* _Task requirements_: Return all lines where the word "November" can be found.

* _Records supplied_:
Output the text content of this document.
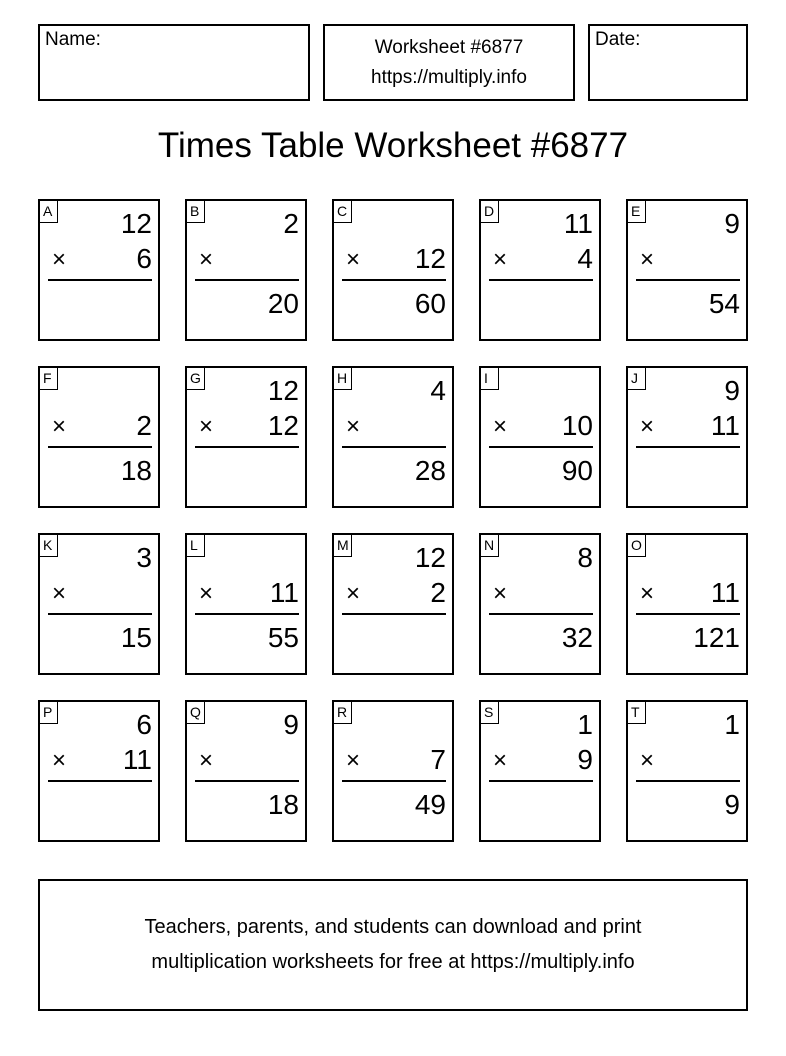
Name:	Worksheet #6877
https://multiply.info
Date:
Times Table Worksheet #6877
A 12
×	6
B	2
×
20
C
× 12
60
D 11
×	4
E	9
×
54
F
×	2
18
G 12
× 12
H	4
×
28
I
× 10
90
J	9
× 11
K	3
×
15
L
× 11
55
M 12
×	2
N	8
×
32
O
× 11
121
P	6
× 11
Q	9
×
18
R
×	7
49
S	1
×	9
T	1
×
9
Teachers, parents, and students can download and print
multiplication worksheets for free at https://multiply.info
...
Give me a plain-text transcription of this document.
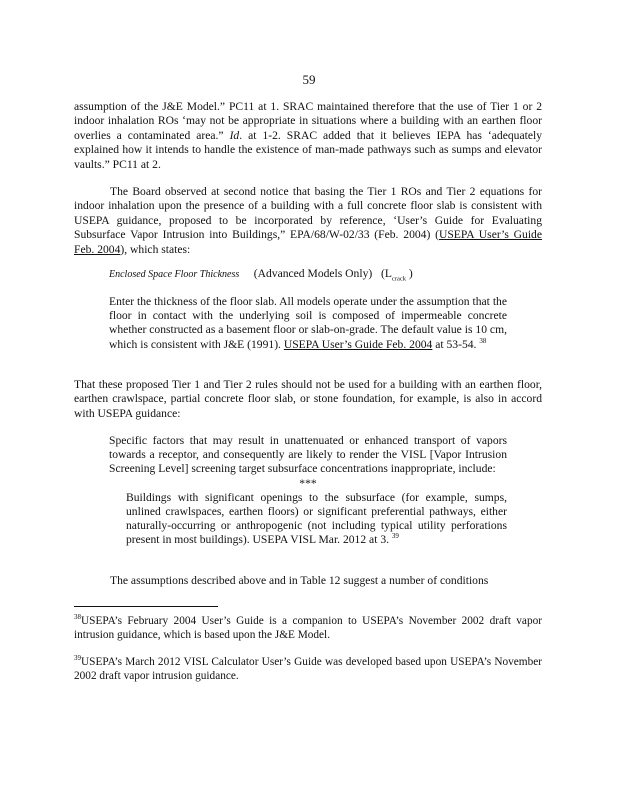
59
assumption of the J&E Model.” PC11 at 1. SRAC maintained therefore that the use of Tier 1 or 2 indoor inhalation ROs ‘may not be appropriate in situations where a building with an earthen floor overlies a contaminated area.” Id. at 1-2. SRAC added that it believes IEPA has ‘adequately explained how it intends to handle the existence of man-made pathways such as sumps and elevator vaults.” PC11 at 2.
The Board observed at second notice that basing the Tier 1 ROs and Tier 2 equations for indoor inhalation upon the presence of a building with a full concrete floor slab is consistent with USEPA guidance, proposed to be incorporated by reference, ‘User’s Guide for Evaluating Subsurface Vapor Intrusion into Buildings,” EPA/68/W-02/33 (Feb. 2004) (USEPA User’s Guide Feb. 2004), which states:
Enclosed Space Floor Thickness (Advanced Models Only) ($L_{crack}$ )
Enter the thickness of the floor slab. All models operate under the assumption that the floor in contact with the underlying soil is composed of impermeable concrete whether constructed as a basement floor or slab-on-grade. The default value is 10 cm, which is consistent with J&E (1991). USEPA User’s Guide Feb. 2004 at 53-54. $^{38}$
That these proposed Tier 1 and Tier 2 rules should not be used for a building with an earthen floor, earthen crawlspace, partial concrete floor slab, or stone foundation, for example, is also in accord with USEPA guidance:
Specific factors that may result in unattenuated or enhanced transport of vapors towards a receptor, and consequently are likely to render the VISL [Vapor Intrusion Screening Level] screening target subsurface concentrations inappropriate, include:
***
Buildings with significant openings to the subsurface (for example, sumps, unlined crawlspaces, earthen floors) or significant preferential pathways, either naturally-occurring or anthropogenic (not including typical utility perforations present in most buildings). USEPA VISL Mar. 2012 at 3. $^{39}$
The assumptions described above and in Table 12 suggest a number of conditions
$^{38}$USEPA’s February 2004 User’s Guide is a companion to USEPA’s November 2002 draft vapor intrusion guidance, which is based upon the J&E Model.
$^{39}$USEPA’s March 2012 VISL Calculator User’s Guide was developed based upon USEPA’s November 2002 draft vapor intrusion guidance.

* _The response_:
$^{38}$USEPA’s February 2004 User’s Guide is a companion to USEPA’s November 2002 draft vapor intrusion guidance, which is based upon the J&E Model.
$^{39}$USEPA’s March 2012 VISL Calculator User’s Guide was developed based upon USEPA’s November 2002 draft vapor intrusion guidance.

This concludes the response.